# [Excerpted data]
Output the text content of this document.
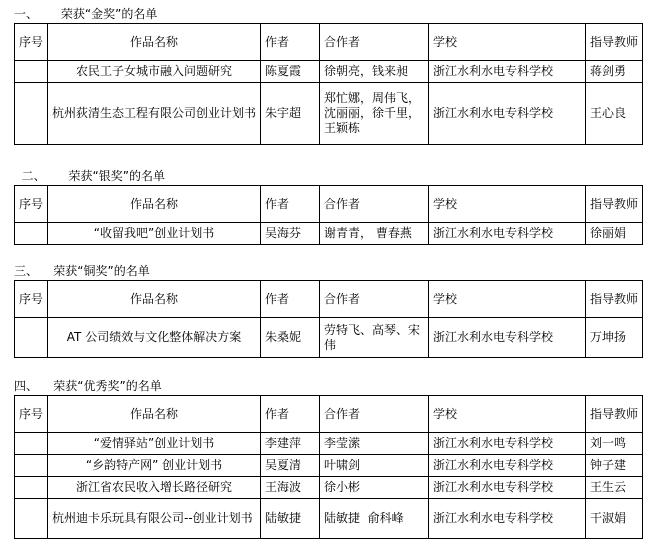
一、      荣获“金奖”的名单
序号	作品名称	作者	合作者	学校	指导教师
	农民工子女城市融入问题研究	陈夏霞	徐朝亮，钱来昶	浙江水利水电专科学校	蒋剑勇
	杭州荻清生态工程有限公司创业计划书	朱宇超	郑忙娜，周伟飞，沈丽丽，徐千里，王颖栋	浙江水利水电专科学校	王心良
二、      荣获“银奖”的名单
序号	作品名称	作者	合作者	学校	指导教师
	“收留我吧”创业计划书	吴海芬	谢青青， 曹春燕	浙江水利水电专科学校	徐丽娟
三、    荣获“铜奖”的名单
序号	作品名称	作者	合作者	学校	指导教师
	AT 公司绩效与文化整体解决方案	朱桑妮	劳特飞、高琴、宋伟	浙江水利水电专科学校	万坤扬
四、    荣获“优秀奖”的名单
序号	作品名称	作者	合作者	学校	指导教师
	“爱情驿站”创业计划书	李建萍	李莹潆	浙江水利水电专科学校	刘一鸣
	“乡韵特产网” 创业计划书	吴夏清	叶啸剑	浙江水利水电专科学校	钟子建
	浙江省农民收入增长路径研究	王海波	徐小彬	浙江水利水电专科学校	王生云
	杭州迪卡乐玩具有限公司--创业计划书	陆敏捷	陆敏捷  俞科峰	浙江水利水电专科学校	干淑娟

# [Stated goal]
Every record above should be transcribed exactly; the pictures stay out of the copy.

# [Reply to the task]
Output the text content of this document.
一、      荣获“金奖”的名单
序号	作品名称	作者	合作者	学校	指导教师
	农民工子女城市融入问题研究	陈夏霞	徐朝亮，钱来昶	浙江水利水电专科学校	蒋剑勇
	杭州荻清生态工程有限公司创业计划书	朱宇超	郑忙娜，周伟飞，沈丽丽，徐千里，王颖栋	浙江水利水电专科学校	王心良
二、      荣获“银奖”的名单
序号	作品名称	作者	合作者	学校	指导教师
	“收留我吧”创业计划书	吴海芬	谢青青， 曹春燕	浙江水利水电专科学校	徐丽娟
三、    荣获“铜奖”的名单
序号	作品名称	作者	合作者	学校	指导教师
	AT 公司绩效与文化整体解决方案	朱桑妮	劳特飞、高琴、宋伟	浙江水利水电专科学校	万坤扬
四、    荣获“优秀奖”的名单
序号	作品名称	作者	合作者	学校	指导教师
	“爱情驿站”创业计划书	李建萍	李莹潆	浙江水利水电专科学校	刘一鸣
	“乡韵特产网” 创业计划书	吴夏清	叶啸剑	浙江水利水电专科学校	钟子建
	浙江省农民收入增长路径研究	王海波	徐小彬	浙江水利水电专科学校	王生云
	杭州迪卡乐玩具有限公司--创业计划书	陆敏捷	陆敏捷  俞科峰	浙江水利水电专科学校	干淑娟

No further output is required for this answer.